#### [Task goal]
Output, as a JSON list of strings with one string per line and blank lines omitted, the lines of the records from the start through the line containing "total-cell: 0.548 <box>316 406 396 432</box>", both ends included.

#### [Records to process]
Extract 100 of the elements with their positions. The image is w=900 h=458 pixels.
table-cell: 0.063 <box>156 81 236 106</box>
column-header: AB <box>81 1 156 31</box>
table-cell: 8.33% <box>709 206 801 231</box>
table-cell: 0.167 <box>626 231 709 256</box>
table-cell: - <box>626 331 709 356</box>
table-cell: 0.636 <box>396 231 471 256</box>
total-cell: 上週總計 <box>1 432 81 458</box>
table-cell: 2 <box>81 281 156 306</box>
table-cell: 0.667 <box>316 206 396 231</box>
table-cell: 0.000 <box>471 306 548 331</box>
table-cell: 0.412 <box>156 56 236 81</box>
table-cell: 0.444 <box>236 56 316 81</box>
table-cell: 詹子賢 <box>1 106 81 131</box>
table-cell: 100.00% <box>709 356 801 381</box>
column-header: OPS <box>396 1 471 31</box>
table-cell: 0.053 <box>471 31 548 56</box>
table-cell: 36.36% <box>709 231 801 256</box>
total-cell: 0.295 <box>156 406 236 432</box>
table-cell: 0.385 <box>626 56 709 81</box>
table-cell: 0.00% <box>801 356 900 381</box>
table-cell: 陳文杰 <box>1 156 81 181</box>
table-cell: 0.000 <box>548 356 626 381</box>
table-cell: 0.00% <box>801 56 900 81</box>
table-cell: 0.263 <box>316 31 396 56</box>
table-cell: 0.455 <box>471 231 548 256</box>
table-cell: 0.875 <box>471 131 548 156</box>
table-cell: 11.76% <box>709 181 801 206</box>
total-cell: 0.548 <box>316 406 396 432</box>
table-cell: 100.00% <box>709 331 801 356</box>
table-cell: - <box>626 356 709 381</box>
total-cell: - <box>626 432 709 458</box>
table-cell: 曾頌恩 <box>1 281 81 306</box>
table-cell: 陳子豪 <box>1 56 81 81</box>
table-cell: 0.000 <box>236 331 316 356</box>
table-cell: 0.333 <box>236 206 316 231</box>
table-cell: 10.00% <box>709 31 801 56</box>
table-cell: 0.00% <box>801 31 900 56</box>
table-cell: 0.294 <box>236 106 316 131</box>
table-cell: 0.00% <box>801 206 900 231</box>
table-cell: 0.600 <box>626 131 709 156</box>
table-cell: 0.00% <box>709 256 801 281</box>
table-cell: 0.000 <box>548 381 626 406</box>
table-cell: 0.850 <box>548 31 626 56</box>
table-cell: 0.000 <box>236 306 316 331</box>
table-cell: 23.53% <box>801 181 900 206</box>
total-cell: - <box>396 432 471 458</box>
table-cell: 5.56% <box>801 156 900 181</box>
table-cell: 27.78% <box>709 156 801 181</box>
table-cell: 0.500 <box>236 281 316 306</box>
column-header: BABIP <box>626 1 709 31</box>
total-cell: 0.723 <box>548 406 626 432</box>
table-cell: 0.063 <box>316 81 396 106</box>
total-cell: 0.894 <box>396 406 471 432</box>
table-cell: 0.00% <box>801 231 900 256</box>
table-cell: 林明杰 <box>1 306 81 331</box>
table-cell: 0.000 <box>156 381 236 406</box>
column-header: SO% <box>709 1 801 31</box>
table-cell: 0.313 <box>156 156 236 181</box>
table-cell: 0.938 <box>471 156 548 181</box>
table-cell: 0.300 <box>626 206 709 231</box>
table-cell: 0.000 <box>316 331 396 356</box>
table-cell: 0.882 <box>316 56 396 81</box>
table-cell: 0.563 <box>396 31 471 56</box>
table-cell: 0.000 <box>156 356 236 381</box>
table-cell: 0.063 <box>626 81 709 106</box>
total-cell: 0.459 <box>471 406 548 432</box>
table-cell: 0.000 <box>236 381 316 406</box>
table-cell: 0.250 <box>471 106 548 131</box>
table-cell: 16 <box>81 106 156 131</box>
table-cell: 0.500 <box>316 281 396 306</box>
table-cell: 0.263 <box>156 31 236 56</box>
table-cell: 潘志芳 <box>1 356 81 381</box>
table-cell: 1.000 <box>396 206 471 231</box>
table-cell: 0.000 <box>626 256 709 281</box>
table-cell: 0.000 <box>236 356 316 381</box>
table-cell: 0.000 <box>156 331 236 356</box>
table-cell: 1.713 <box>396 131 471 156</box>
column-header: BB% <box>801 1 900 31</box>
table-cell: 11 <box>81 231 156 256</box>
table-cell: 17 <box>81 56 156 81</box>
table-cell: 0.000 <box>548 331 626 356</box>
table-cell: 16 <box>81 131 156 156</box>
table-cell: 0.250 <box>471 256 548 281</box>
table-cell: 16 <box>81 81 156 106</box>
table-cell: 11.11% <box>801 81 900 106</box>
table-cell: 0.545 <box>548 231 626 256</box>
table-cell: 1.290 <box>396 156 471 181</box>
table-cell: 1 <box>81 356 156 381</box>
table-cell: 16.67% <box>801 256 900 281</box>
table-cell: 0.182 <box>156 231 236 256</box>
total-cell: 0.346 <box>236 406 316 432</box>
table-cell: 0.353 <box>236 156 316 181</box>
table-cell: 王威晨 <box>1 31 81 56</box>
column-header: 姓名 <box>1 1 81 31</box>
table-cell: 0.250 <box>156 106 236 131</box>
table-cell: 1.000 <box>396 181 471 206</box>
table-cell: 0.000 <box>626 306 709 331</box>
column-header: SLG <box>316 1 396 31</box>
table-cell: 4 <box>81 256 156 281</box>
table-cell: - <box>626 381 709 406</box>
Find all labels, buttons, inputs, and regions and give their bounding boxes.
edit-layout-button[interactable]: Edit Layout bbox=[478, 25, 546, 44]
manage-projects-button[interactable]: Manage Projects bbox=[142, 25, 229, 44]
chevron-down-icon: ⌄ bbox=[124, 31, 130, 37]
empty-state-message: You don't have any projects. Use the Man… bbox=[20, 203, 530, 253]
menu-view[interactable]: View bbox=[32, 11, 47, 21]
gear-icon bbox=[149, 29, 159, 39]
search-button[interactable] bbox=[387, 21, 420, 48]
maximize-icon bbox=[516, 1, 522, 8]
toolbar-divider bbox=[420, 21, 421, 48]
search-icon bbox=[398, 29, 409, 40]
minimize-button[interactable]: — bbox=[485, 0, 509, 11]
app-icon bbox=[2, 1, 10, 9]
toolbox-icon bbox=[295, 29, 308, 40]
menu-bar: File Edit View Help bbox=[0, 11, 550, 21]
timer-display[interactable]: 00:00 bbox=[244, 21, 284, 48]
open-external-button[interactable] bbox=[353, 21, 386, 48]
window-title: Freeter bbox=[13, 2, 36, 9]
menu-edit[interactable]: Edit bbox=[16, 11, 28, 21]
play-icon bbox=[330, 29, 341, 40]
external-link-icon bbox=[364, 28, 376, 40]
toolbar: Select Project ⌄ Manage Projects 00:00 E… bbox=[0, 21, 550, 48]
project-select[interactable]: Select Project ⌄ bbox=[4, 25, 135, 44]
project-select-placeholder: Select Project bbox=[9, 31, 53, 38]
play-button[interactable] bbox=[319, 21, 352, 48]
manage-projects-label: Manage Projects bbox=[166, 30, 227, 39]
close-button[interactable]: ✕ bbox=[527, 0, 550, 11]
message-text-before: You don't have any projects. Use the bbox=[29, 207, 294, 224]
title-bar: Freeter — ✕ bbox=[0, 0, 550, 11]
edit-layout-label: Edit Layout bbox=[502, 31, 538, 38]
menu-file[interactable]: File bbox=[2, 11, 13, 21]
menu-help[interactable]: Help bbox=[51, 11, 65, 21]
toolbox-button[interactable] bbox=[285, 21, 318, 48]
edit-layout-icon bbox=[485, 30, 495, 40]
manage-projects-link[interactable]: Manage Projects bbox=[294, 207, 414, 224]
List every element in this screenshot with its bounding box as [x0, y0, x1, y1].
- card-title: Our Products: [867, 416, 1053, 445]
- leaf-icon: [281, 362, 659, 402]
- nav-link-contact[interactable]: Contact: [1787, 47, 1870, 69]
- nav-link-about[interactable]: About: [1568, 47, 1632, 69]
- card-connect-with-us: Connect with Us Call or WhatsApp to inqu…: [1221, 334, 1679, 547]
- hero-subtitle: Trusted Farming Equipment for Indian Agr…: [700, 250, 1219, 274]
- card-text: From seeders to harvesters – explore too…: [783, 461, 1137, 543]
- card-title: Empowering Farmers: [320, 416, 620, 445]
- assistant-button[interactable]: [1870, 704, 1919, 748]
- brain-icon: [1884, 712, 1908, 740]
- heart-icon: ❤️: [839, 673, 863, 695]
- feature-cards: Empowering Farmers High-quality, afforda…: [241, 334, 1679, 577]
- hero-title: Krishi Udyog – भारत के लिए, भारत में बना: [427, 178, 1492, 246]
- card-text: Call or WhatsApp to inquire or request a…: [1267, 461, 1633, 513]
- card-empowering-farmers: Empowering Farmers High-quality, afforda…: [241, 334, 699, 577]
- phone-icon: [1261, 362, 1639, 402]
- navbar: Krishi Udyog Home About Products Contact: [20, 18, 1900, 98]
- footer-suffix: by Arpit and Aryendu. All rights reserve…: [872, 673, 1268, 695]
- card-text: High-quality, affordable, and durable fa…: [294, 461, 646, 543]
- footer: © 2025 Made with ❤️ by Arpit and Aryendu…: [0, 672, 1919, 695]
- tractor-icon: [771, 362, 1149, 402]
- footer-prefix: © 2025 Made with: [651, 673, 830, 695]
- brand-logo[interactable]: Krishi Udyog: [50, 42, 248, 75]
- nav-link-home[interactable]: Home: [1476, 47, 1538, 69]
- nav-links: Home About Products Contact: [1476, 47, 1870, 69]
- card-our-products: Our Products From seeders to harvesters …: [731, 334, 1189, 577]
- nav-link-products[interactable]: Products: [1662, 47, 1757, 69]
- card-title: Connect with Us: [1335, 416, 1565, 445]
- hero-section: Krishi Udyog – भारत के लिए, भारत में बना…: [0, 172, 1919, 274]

#### [The answer]
[
  "Extract 100 of the elements with their positions. The image is w=900 h=458 pixels.",
  "table-cell: 0.063 <box>156 81 236 106</box>",
  "column-header: AB <box>81 1 156 31</box>",
  "table-cell: 8.33% <box>709 206 801 231</box>",
  "table-cell: 0.167 <box>626 231 709 256</box>",
  "table-cell: - <box>626 331 709 356</box>",
  "table-cell: 0.636 <box>396 231 471 256</box>",
  "total-cell: 上週總計 <box>1 432 81 458</box>",
  "table-cell: 2 <box>81 281 156 306</box>",
  "table-cell: 0.667 <box>316 206 396 231</box>",
  "table-cell: 0.000 <box>471 306 548 331</box>",
  "table-cell: 0.412 <box>156 56 236 81</box>",
  "table-cell: 0.444 <box>236 56 316 81</box>",
  "table-cell: 詹子賢 <box>1 106 81 131</box>",
  "table-cell: 100.00% <box>709 356 801 381</box>",
  "column-header: OPS <box>396 1 471 31</box>",
  "table-cell: 0.053 <box>471 31 548 56</box>",
  "table-cell: 36.36% <box>709 231 801 256</box>",
  "total-cell: 0.295 <box>156 406 236 432</box>",
  "table-cell: 0.385 <box>626 56 709 81</box>",
  "table-cell: 0.00% <box>801 356 900 381</box>",
  "table-cell: 陳文杰 <box>1 156 81 181</box>",
  "table-cell: 0.000 <box>548 356 626 381</box>",
  "table-cell: 0.00% <box>801 56 900 81</box>",
  "table-cell: 0.263 <box>316 31 396 56</box>",
  "table-cell: 0.455 <box>471 231 548 256</box>",
  "table-cell: 0.875 <box>471 131 548 156</box>",
  "table-cell: 11.76% <box>709 181 801 206</box>",
  "total-cell: 0.548 <box>316 406 396 432</box>"
]